Goal: Tally every line featuring "drying", then give that tally alone.

= = =

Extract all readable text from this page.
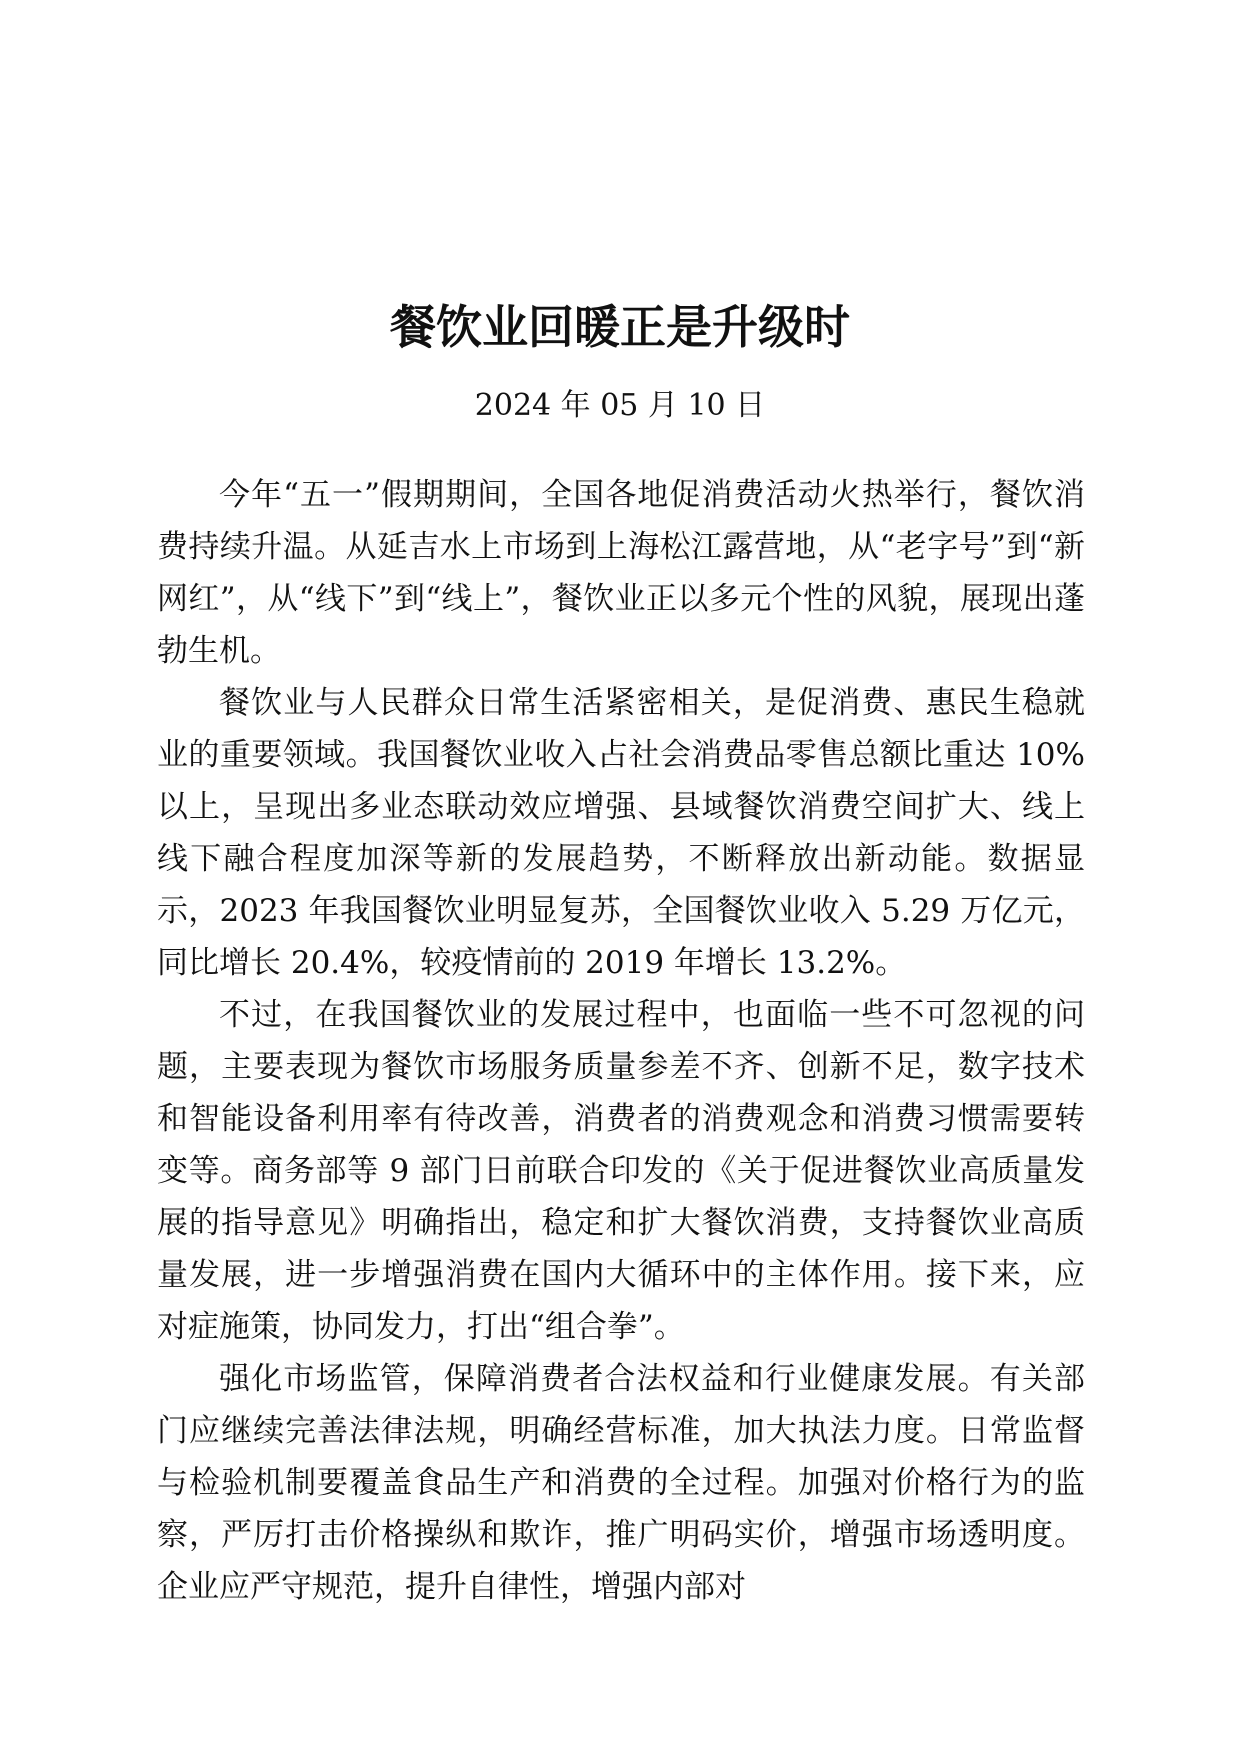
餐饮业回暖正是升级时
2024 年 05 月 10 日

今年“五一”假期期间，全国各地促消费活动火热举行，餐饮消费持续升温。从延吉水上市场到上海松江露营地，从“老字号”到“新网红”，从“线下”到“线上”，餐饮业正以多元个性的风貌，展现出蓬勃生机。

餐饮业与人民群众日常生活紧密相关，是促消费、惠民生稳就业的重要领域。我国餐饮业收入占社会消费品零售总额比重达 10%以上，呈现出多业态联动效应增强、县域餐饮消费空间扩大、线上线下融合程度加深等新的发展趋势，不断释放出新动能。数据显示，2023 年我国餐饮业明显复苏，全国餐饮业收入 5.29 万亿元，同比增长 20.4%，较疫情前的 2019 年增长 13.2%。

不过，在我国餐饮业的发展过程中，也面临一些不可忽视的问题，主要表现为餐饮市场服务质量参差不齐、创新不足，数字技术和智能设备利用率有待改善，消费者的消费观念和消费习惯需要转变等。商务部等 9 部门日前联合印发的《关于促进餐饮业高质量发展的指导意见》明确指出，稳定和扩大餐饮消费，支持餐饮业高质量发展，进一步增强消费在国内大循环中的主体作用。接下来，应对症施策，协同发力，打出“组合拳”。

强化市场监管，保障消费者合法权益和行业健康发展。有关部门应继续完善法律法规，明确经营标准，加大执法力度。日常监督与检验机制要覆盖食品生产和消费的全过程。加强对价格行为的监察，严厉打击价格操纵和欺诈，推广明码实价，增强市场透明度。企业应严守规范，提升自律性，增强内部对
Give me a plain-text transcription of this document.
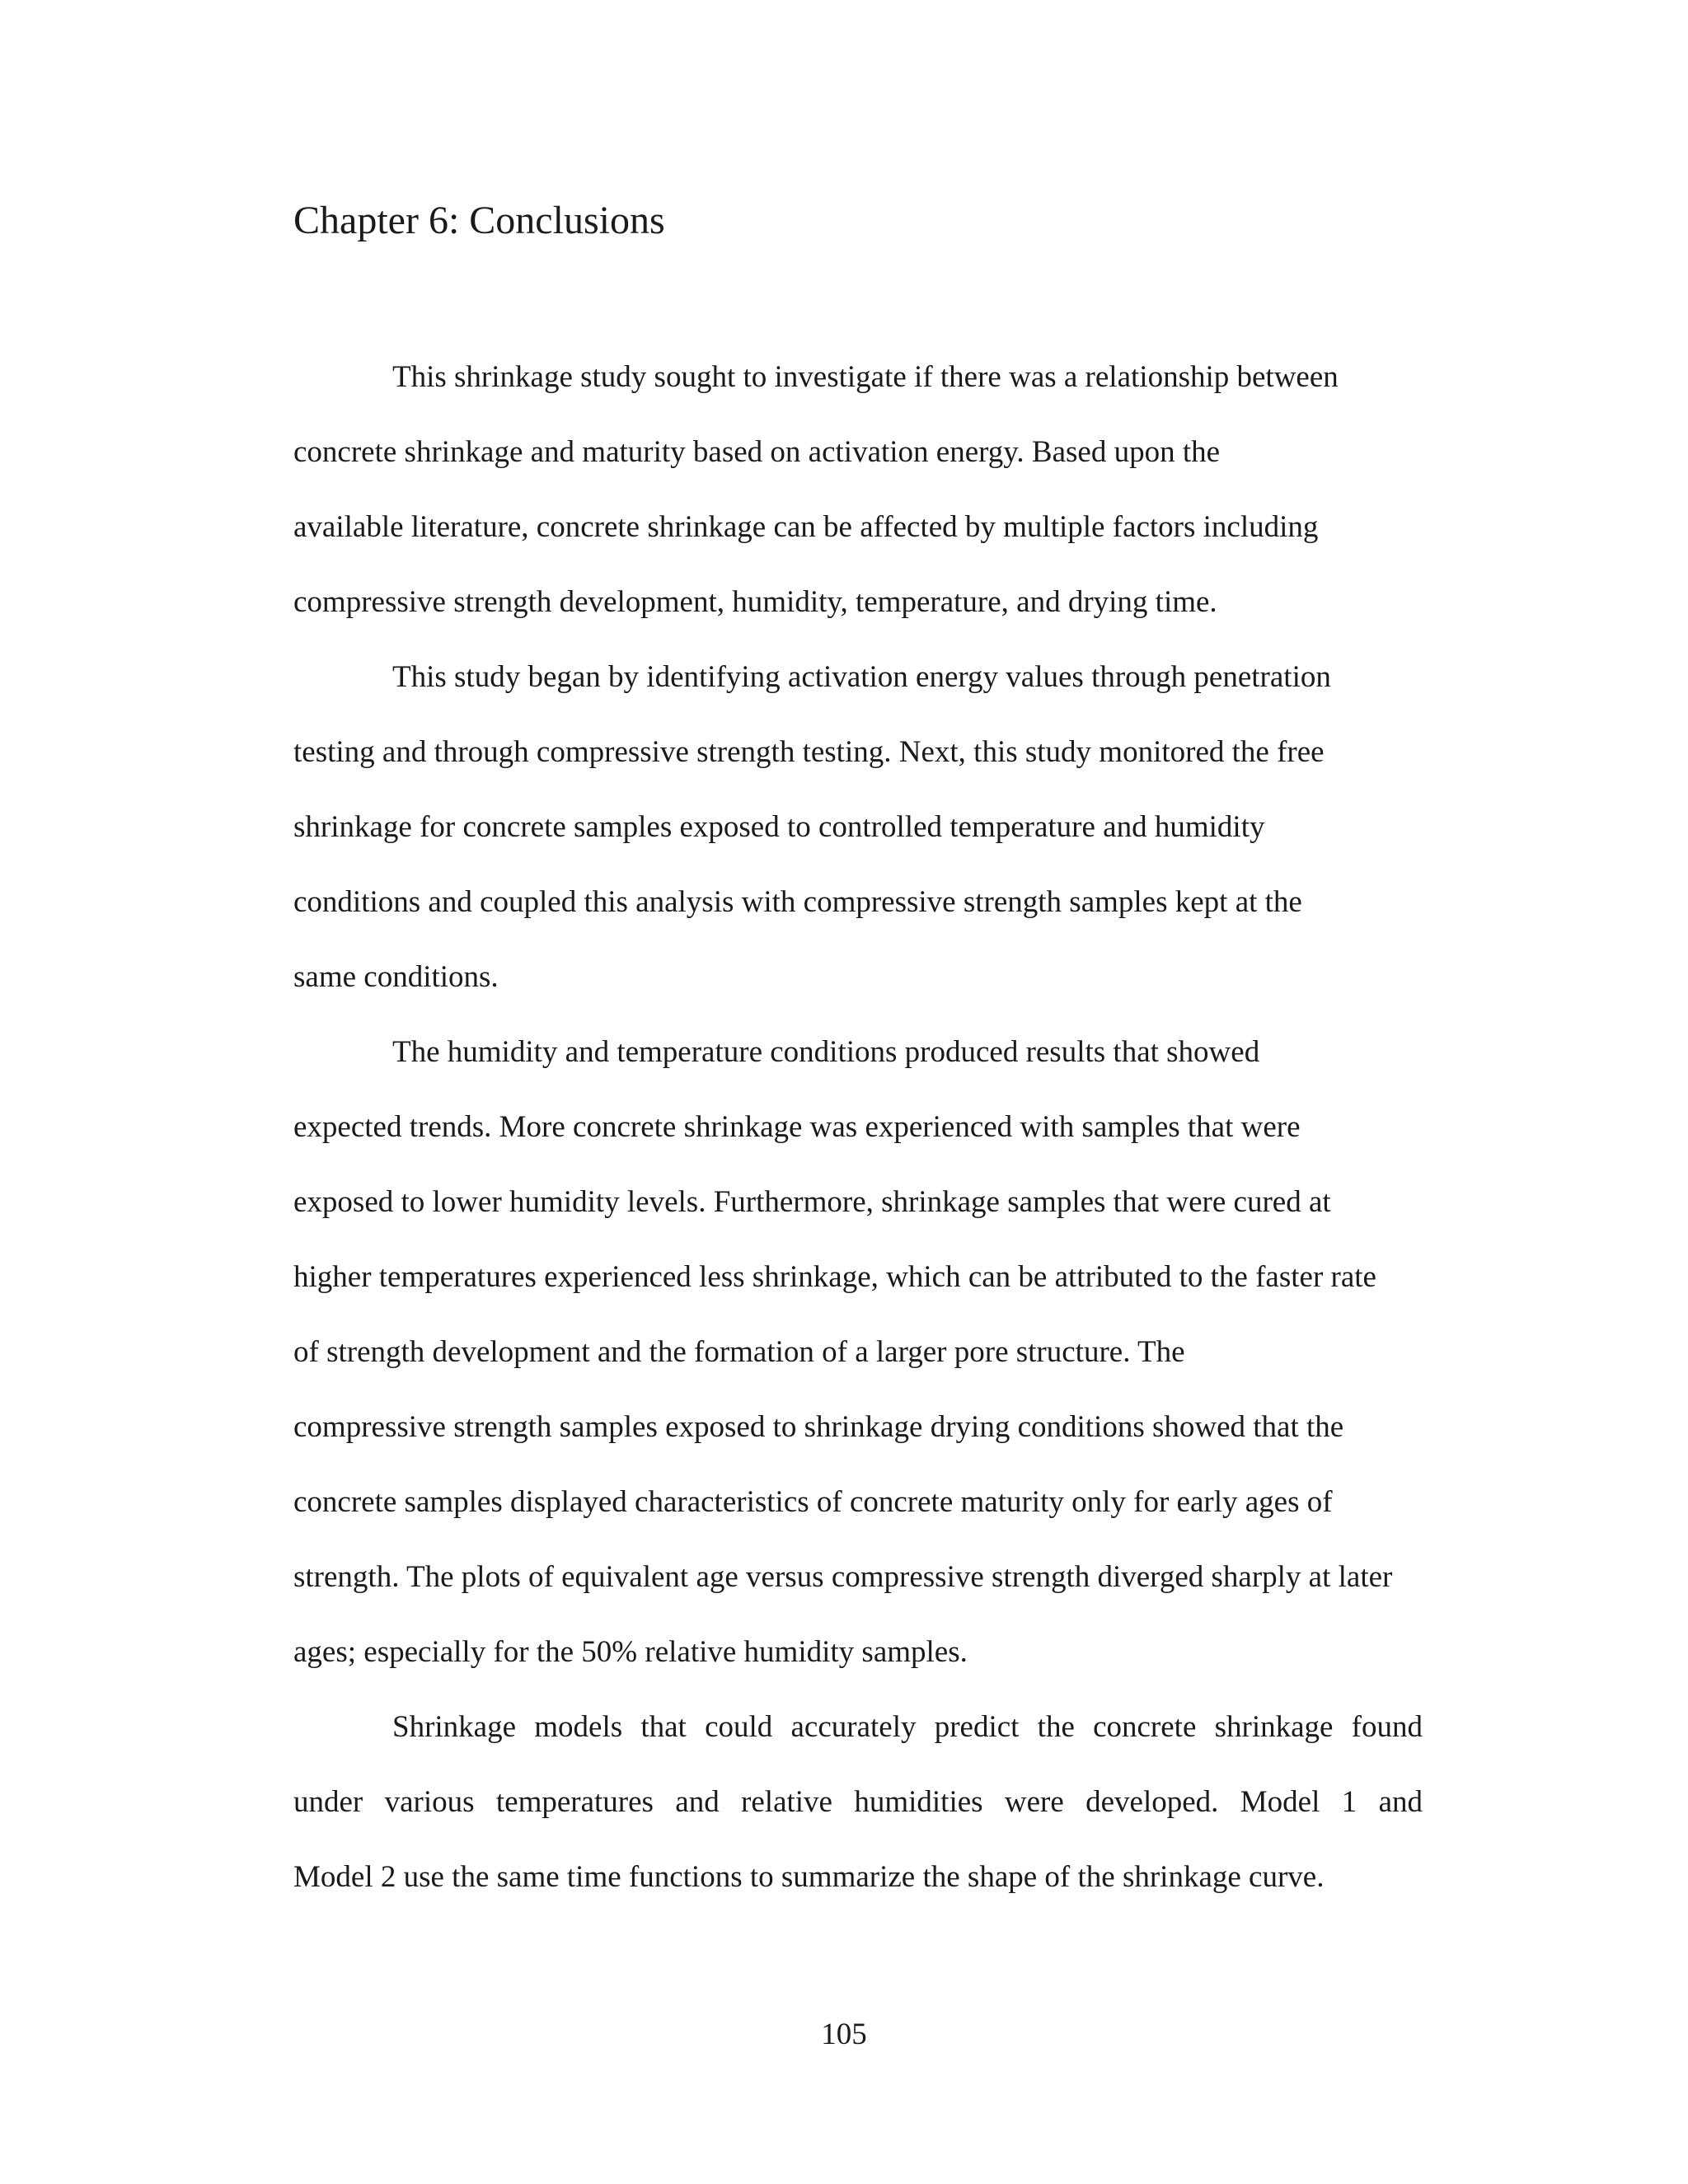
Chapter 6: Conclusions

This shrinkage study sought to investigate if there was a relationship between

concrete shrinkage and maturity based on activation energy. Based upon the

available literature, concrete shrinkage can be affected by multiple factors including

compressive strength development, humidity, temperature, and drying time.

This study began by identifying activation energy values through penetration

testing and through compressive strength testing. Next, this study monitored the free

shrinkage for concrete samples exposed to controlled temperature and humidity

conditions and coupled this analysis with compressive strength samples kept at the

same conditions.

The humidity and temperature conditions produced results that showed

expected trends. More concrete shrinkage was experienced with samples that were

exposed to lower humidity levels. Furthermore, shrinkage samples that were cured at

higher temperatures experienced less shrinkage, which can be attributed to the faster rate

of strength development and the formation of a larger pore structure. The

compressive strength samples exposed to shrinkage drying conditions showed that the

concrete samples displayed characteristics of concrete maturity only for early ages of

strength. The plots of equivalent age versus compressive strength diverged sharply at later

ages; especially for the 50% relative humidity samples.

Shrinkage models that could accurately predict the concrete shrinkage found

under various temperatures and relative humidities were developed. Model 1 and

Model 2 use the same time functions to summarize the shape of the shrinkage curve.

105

= = =

Exercise solution: 2